> Objective: Give back the whole listing exactly as shown.

> The input:
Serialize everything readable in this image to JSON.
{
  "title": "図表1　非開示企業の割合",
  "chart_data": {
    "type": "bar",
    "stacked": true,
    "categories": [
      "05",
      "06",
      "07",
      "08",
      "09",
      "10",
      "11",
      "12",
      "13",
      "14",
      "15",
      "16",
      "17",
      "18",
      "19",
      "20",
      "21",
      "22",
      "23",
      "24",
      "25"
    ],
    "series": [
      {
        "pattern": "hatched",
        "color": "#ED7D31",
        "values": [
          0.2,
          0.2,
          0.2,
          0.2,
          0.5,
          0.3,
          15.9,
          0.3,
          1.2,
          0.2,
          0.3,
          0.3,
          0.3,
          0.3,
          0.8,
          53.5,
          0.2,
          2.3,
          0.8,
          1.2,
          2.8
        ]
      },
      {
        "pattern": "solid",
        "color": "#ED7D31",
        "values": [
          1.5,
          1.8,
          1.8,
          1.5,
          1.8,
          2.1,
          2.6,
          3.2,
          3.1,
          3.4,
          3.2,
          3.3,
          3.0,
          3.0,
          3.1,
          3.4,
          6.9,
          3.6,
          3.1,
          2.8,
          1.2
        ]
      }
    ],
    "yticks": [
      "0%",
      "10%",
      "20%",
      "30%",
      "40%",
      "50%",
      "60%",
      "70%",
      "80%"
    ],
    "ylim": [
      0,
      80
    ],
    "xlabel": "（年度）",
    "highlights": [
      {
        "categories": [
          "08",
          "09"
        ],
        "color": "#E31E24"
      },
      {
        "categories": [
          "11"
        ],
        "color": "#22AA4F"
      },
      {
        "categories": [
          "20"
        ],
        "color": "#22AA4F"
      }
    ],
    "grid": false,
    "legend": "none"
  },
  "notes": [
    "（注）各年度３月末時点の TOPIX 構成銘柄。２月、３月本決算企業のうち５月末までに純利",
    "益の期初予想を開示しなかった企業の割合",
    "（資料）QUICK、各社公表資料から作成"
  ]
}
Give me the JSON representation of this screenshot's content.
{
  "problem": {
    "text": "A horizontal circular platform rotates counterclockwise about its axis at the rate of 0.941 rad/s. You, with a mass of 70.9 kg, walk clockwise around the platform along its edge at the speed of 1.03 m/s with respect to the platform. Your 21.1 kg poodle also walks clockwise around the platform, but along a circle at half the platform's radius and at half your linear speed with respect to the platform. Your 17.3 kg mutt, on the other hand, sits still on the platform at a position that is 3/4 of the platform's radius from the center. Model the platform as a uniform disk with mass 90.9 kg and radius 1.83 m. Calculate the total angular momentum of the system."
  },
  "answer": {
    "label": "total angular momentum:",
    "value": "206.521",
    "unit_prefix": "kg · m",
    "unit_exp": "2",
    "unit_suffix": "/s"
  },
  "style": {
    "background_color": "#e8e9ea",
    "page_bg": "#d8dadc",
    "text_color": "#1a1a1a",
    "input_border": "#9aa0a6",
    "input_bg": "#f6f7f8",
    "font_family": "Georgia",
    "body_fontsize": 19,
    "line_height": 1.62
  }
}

> The response:
Serialize everything readable in this image to JSON.
{
  "title": "図表1　非開示企業の割合",
  "chart_data": {
    "type": "bar",
    "stacked": true,
    "categories": [
      "05",
      "06",
      "07",
      "08",
      "09",
      "10",
      "11",
      "12",
      "13",
      "14",
      "15",
      "16",
      "17",
      "18",
      "19",
      "20",
      "21",
      "22",
      "23",
      "24",
      "25"
    ],
    "series": [
      {
        "pattern": "hatched",
        "color": "#ED7D31",
        "values": [
          0.2,
          0.2,
          0.2,
          0.2,
          0.5,
          0.3,
          15.9,
          0.3,
          1.2,
          0.2,
          0.3,
          0.3,
          0.3,
          0.3,
          0.8,
          53.5,
          0.2,
          2.3,
          0.8,
          1.2,
          2.8
        ]
      },
      {
        "pattern": "solid",
        "color": "#ED7D31",
        "values": [
          1.5,
          1.8,
          1.8,
          1.5,
          1.8,
          2.1,
          2.6,
          3.2,
          3.1,
          3.4,
          3.2,
          3.3,
          3.0,
          3.0,
          3.1,
          3.4,
          6.9,
          3.6,
          3.1,
          2.8,
          1.2
        ]
      }
    ],
    "yticks": [
      "0%",
      "10%",
      "20%",
      "30%",
      "40%",
      "50%",
      "60%",
      "70%",
      "80%"
    ],
    "ylim": [
      0,
      80
    ],
    "xlabel": "（年度）",
    "highlights": [
      {
        "categories": [
          "08",
          "09"
        ],
        "color": "#E31E24"
      },
      {
        "categories": [
          "11"
        ],
        "color": "#22AA4F"
      },
      {
        "categories": [
          "20"
        ],
        "color": "#22AA4F"
      }
    ],
    "grid": false,
    "legend": "none"
  },
  "notes": [
    "（注）各年度３月末時点の TOPIX 構成銘柄。２月、３月本決算企業のうち５月末までに純利",
    "益の期初予想を開示しなかった企業の割合",
    "（資料）QUICK、各社公表資料から作成"
  ]
}
Give me the JSON representation of this screenshot's content.
{
  "problem": {
    "text": "A horizontal circular platform rotates counterclockwise about its axis at the rate of 0.941 rad/s. You, with a mass of 70.9 kg, walk clockwise around the platform along its edge at the speed of 1.03 m/s with respect to the platform. Your 21.1 kg poodle also walks clockwise around the platform, but along a circle at half the platform's radius and at half your linear speed with respect to the platform. Your 17.3 kg mutt, on the other hand, sits still on the platform at a position that is 3/4 of the platform's radius from the center. Model the platform as a uniform disk with mass 90.9 kg and radius 1.83 m. Calculate the total angular momentum of the system."
  },
  "answer": {
    "label": "total angular momentum:",
    "value": "206.521",
    "unit_prefix": "kg · m",
    "unit_exp": "2",
    "unit_suffix": "/s"
  },
  "style": {
    "background_color": "#e8e9ea",
    "page_bg": "#d8dadc",
    "text_color": "#1a1a1a",
    "input_border": "#9aa0a6",
    "input_bg": "#f6f7f8",
    "font_family": "Georgia",
    "body_fontsize": 19,
    "line_height": 1.62
  }
}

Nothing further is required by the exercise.